- Stated task
Retype the full set of records. Keep every character identical.

- Dataset

· · · · ·

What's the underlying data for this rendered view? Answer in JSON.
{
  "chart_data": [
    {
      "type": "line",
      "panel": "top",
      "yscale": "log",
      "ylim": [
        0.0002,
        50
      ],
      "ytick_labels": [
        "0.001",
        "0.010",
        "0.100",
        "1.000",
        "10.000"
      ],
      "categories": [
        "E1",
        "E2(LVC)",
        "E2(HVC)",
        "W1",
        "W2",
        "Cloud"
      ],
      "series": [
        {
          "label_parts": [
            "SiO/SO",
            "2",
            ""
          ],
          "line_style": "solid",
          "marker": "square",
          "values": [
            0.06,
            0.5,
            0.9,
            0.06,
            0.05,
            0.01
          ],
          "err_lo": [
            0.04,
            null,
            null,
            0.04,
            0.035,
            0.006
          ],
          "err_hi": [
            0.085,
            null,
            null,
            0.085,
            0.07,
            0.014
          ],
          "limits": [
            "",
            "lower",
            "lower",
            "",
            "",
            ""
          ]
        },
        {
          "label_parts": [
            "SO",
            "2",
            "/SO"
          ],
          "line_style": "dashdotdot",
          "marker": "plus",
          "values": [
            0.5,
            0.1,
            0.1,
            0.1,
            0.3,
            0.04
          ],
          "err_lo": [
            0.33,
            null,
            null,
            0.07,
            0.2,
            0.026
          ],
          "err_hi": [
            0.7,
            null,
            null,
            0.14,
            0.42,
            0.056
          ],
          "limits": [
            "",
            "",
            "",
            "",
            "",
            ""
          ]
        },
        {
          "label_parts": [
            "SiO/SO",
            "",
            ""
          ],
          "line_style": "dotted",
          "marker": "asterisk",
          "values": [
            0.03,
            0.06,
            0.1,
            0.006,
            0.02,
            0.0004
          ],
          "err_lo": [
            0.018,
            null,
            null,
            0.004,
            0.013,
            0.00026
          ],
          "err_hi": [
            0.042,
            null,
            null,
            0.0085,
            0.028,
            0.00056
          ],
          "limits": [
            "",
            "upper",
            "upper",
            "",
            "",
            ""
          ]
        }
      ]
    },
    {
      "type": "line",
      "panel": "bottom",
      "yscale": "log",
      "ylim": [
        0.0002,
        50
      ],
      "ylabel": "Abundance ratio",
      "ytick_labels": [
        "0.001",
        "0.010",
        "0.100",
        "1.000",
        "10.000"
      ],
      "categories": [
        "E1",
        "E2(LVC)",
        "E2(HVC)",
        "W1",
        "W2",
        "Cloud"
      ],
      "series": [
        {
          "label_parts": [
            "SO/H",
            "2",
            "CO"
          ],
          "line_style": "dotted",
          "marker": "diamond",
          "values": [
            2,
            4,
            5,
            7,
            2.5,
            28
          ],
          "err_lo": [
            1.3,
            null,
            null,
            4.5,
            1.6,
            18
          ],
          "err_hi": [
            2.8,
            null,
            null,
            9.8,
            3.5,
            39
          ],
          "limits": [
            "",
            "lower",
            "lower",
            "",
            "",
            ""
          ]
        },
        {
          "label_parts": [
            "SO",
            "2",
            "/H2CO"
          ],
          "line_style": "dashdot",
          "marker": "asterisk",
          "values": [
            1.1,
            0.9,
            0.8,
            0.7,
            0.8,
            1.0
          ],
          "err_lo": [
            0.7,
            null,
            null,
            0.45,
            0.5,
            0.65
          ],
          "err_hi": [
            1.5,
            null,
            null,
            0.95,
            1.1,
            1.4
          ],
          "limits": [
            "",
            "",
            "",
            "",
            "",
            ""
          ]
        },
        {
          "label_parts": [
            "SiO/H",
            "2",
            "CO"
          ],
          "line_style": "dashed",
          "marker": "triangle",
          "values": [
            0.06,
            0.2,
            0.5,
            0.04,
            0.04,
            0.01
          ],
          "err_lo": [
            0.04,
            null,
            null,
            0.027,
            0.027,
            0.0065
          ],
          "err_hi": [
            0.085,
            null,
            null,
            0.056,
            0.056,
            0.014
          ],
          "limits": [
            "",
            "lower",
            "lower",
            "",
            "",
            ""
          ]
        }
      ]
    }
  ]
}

· · · · ·

- In response
What's the underlying data for this rendered view? Answer in JSON.
{
  "chart_data": [
    {
      "type": "line",
      "panel": "top",
      "yscale": "log",
      "ylim": [
        0.0002,
        50
      ],
      "ytick_labels": [
        "0.001",
        "0.010",
        "0.100",
        "1.000",
        "10.000"
      ],
      "categories": [
        "E1",
        "E2(LVC)",
        "E2(HVC)",
        "W1",
        "W2",
        "Cloud"
      ],
      "series": [
        {
          "label_parts": [
            "SiO/SO",
            "2",
            ""
          ],
          "line_style": "solid",
          "marker": "square",
          "values": [
            0.06,
            0.5,
            0.9,
            0.06,
            0.05,
            0.01
          ],
          "err_lo": [
            0.04,
            null,
            null,
            0.04,
            0.035,
            0.006
          ],
          "err_hi": [
            0.085,
            null,
            null,
            0.085,
            0.07,
            0.014
          ],
          "limits": [
            "",
            "lower",
            "lower",
            "",
            "",
            ""
          ]
        },
        {
          "label_parts": [
            "SO",
            "2",
            "/SO"
          ],
          "line_style": "dashdotdot",
          "marker": "plus",
          "values": [
            0.5,
            0.1,
            0.1,
            0.1,
            0.3,
            0.04
          ],
          "err_lo": [
            0.33,
            null,
            null,
            0.07,
            0.2,
            0.026
          ],
          "err_hi": [
            0.7,
            null,
            null,
            0.14,
            0.42,
            0.056
          ],
          "limits": [
            "",
            "",
            "",
            "",
            "",
            ""
          ]
        },
        {
          "label_parts": [
            "SiO/SO",
            "",
            ""
          ],
          "line_style": "dotted",
          "marker": "asterisk",
          "values": [
            0.03,
            0.06,
            0.1,
            0.006,
            0.02,
            0.0004
          ],
          "err_lo": [
            0.018,
            null,
            null,
            0.004,
            0.013,
            0.00026
          ],
          "err_hi": [
            0.042,
            null,
            null,
            0.0085,
            0.028,
            0.00056
          ],
          "limits": [
            "",
            "upper",
            "upper",
            "",
            "",
            ""
          ]
        }
      ]
    },
    {
      "type": "line",
      "panel": "bottom",
      "yscale": "log",
      "ylim": [
        0.0002,
        50
      ],
      "ylabel": "Abundance ratio",
      "ytick_labels": [
        "0.001",
        "0.010",
        "0.100",
        "1.000",
        "10.000"
      ],
      "categories": [
        "E1",
        "E2(LVC)",
        "E2(HVC)",
        "W1",
        "W2",
        "Cloud"
      ],
      "series": [
        {
          "label_parts": [
            "SO/H",
            "2",
            "CO"
          ],
          "line_style": "dotted",
          "marker": "diamond",
          "values": [
            2,
            4,
            5,
            7,
            2.5,
            28
          ],
          "err_lo": [
            1.3,
            null,
            null,
            4.5,
            1.6,
            18
          ],
          "err_hi": [
            2.8,
            null,
            null,
            9.8,
            3.5,
            39
          ],
          "limits": [
            "",
            "lower",
            "lower",
            "",
            "",
            ""
          ]
        },
        {
          "label_parts": [
            "SO",
            "2",
            "/H2CO"
          ],
          "line_style": "dashdot",
          "marker": "asterisk",
          "values": [
            1.1,
            0.9,
            0.8,
            0.7,
            0.8,
            1.0
          ],
          "err_lo": [
            0.7,
            null,
            null,
            0.45,
            0.5,
            0.65
          ],
          "err_hi": [
            1.5,
            null,
            null,
            0.95,
            1.1,
            1.4
          ],
          "limits": [
            "",
            "",
            "",
            "",
            "",
            ""
          ]
        },
        {
          "label_parts": [
            "SiO/H",
            "2",
            "CO"
          ],
          "line_style": "dashed",
          "marker": "triangle",
          "values": [
            0.06,
            0.2,
            0.5,
            0.04,
            0.04,
            0.01
          ],
          "err_lo": [
            0.04,
            null,
            null,
            0.027,
            0.027,
            0.0065
          ],
          "err_hi": [
            0.085,
            null,
            null,
            0.056,
            0.056,
            0.014
          ],
          "limits": [
            "",
            "lower",
            "lower",
            "",
            "",
            ""
          ]
        }
      ]
    }
  ]
}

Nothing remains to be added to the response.